Collected data

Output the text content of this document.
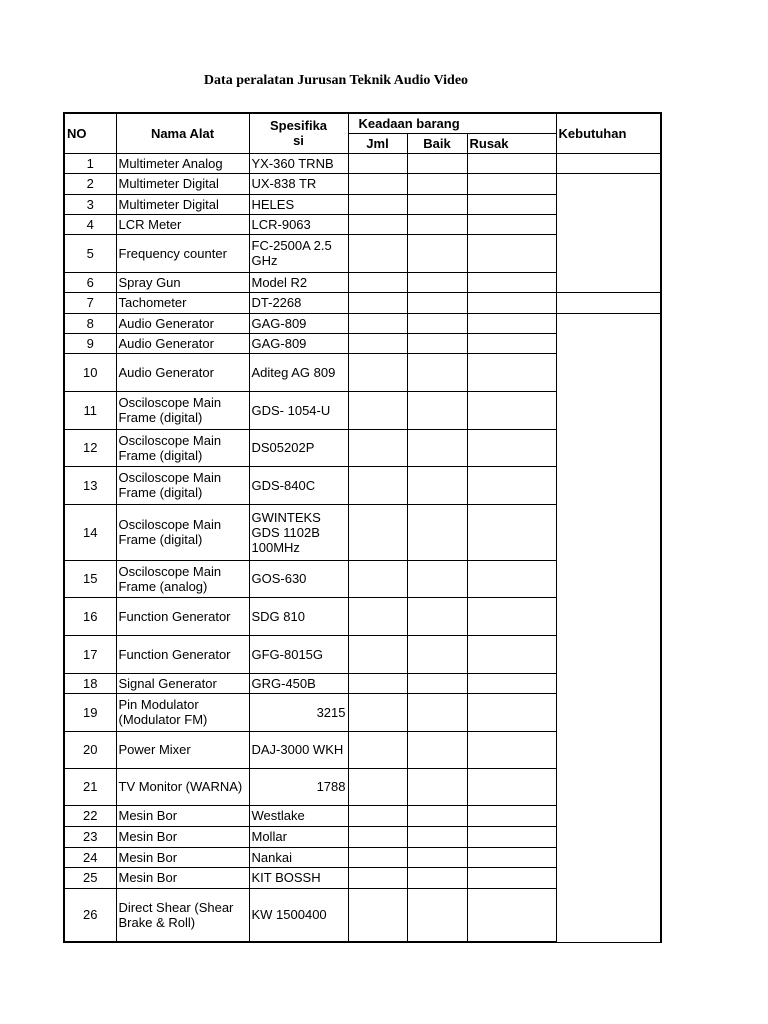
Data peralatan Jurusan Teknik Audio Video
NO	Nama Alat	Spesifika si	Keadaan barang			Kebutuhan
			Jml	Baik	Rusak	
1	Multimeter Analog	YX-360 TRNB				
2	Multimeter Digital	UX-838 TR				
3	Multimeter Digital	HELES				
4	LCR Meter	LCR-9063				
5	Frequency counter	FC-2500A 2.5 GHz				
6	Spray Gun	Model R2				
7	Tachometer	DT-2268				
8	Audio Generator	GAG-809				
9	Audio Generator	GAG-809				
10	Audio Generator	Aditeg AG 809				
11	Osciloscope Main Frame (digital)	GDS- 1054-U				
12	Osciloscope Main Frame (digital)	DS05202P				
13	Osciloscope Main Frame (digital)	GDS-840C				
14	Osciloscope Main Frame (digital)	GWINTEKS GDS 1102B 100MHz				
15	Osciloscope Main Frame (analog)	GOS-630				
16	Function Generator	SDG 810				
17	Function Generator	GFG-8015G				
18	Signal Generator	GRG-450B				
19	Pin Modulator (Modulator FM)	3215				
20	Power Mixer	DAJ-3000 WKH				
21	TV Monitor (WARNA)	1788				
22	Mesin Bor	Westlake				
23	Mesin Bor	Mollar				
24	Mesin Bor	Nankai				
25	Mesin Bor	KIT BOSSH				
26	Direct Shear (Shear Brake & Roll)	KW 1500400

--

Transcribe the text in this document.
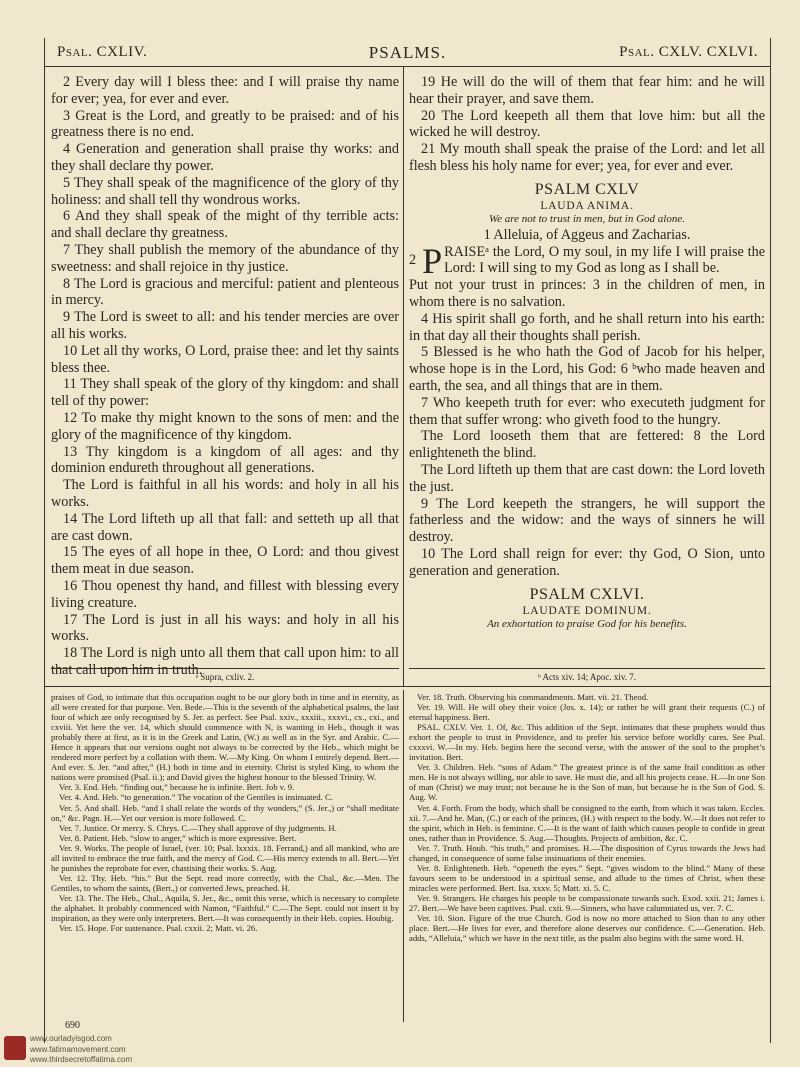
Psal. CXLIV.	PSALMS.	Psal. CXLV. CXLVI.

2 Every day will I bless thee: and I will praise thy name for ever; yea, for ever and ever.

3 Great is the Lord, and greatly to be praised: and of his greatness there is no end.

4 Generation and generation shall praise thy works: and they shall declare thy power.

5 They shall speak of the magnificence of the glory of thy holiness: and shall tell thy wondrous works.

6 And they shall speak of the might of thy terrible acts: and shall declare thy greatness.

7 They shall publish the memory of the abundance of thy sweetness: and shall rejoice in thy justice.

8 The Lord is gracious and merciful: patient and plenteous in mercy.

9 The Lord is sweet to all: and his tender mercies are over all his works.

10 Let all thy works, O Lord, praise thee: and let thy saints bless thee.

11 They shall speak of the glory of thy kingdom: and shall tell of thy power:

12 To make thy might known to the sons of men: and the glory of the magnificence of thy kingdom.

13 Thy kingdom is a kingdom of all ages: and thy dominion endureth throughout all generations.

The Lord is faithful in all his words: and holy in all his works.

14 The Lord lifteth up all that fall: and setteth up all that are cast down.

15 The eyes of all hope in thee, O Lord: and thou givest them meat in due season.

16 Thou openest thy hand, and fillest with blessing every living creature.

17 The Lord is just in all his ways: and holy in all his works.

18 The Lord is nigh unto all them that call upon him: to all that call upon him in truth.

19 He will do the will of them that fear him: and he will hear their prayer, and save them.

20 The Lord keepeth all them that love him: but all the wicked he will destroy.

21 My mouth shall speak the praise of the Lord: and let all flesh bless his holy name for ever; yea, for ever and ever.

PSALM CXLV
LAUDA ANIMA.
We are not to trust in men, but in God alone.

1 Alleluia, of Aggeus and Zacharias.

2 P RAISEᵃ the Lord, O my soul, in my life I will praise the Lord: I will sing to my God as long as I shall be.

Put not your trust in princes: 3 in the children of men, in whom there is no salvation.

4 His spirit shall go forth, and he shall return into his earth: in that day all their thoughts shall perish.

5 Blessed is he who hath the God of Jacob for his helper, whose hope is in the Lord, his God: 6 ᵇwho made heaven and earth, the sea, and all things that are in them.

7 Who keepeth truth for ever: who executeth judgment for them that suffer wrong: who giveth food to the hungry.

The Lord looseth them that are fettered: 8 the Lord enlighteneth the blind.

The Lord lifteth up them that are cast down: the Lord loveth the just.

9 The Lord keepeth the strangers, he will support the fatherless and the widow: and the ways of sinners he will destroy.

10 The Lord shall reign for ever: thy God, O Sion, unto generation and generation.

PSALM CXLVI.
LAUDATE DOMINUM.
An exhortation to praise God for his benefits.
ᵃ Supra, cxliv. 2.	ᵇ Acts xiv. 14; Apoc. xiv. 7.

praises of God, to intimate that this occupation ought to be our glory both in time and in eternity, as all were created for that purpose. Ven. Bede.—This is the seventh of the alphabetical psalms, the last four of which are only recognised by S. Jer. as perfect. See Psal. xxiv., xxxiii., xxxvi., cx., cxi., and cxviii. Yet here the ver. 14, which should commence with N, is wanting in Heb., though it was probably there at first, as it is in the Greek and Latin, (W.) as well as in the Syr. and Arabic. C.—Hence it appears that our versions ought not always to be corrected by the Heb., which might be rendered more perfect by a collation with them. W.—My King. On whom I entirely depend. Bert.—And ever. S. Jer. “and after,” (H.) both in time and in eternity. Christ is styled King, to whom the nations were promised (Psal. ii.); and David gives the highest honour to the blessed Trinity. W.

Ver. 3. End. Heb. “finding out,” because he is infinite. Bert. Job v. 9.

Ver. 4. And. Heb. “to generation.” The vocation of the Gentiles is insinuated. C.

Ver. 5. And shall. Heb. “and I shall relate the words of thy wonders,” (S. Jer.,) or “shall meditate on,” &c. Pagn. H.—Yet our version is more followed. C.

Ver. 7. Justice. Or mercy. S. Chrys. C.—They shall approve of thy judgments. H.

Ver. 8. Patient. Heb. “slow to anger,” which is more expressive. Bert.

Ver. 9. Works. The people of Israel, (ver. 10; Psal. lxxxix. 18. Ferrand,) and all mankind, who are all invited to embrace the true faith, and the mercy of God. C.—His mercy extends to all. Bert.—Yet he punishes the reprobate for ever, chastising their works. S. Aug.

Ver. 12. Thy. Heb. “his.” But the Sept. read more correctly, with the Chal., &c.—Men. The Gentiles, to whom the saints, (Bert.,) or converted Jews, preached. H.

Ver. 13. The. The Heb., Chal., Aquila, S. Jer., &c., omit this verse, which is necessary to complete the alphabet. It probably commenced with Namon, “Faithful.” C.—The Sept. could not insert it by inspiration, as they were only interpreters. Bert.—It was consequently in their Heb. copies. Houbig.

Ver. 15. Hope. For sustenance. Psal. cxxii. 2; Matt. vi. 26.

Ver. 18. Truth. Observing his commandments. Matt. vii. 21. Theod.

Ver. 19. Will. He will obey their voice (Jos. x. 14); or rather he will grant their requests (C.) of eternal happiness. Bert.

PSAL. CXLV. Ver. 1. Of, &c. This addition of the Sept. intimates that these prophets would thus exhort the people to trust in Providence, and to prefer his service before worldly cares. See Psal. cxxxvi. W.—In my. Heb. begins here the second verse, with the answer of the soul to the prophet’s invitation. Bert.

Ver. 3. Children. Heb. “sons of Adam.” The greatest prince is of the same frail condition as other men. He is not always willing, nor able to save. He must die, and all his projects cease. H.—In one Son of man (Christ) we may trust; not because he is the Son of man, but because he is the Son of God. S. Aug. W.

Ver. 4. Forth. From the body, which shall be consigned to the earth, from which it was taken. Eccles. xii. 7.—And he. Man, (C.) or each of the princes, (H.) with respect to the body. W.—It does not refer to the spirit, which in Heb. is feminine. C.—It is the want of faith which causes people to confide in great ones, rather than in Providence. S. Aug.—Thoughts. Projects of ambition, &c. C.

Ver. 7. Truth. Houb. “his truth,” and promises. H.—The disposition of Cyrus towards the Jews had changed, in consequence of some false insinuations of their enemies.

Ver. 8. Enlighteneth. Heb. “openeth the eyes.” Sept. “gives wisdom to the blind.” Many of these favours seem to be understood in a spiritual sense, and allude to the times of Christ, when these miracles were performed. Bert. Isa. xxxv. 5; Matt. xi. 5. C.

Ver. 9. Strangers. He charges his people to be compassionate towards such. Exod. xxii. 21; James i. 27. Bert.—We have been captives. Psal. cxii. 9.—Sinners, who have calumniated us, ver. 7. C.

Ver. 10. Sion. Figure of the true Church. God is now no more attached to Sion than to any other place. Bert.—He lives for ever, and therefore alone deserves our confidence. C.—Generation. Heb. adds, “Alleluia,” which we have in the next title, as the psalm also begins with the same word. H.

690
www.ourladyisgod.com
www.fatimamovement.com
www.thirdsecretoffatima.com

* _The request_: Say how many lines contain "Matt", and give nothing but that number.

* _Result below_: 3